[TASK DATA]
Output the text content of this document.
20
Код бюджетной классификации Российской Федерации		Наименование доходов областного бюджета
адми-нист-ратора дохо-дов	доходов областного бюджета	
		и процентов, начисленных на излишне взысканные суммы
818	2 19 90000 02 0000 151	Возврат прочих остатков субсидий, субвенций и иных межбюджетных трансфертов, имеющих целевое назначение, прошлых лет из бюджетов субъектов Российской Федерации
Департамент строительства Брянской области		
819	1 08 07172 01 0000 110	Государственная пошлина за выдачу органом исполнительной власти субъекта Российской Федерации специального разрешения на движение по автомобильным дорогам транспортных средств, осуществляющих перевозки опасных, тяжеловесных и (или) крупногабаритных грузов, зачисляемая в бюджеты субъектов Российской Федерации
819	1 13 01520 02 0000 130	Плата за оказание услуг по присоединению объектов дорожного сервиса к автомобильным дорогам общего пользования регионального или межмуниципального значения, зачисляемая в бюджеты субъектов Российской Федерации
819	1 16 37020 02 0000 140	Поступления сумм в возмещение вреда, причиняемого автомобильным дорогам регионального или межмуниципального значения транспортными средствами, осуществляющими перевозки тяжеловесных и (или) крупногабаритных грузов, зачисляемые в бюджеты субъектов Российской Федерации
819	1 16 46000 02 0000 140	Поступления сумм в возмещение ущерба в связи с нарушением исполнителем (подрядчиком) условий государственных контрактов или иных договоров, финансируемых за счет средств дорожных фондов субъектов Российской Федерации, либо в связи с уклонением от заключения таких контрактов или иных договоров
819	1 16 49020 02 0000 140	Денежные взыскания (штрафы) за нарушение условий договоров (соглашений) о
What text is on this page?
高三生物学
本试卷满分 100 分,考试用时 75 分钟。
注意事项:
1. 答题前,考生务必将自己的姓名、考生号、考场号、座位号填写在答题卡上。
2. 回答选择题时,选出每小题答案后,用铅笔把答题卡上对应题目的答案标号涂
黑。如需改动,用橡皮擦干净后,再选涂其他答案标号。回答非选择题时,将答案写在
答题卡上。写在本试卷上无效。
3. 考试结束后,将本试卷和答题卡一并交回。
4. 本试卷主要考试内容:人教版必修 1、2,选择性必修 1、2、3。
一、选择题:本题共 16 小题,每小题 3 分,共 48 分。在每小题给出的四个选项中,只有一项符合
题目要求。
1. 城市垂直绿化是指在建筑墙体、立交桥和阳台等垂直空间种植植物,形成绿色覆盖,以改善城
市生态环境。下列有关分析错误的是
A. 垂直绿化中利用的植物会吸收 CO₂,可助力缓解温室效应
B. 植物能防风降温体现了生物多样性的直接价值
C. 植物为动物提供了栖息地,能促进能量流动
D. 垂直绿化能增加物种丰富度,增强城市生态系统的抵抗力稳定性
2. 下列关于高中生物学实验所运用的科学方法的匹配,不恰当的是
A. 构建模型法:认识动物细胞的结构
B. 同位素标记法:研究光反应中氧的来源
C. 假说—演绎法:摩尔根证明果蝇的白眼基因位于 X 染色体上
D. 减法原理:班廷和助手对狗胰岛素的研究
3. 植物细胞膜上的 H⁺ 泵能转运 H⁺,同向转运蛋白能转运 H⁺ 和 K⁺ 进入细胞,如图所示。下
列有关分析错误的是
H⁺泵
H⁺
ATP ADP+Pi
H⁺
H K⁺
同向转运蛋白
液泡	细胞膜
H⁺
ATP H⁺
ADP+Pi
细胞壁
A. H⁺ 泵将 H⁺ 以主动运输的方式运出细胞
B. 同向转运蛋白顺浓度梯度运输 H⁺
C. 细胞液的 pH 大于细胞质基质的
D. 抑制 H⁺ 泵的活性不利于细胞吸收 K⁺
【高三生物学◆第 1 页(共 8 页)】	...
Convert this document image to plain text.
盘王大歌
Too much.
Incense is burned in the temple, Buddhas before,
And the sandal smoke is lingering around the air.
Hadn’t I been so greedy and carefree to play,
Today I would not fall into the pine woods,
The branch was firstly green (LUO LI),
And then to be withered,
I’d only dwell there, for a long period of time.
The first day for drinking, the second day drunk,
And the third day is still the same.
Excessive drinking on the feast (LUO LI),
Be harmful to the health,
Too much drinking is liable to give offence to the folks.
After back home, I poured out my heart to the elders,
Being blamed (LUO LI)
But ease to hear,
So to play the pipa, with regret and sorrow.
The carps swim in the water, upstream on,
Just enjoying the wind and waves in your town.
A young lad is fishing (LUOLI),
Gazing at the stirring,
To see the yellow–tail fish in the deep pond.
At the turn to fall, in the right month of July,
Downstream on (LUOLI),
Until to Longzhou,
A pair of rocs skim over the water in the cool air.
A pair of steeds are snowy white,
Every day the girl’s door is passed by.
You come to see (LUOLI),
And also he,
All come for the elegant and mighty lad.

[SET TASK] Looking at the data above, show all lines where the word "тяжеловесных" occurs.

[WRITTEN SOLUTION]
819	1 08 07172 01 0000 110	Государственная пошлина за выдачу органом исполнительной власти субъекта Российской Федерации специального разрешения на движение по автомобильным дорогам транспортных средств, осуществляющих перевозки опасных, тяжеловесных и (или) крупногабаритных грузов, зачисляемая в бюджеты субъектов Российской Федерации
819	1 16 37020 02 0000 140	Поступления сумм в возмещение вреда, причиняемого автомобильным дорогам регионального или межмуниципального значения транспортными средствами, осуществляющими перевозки тяжеловесных и (или) крупногабаритных грузов, зачисляемые в бюджеты субъектов Российской Федерации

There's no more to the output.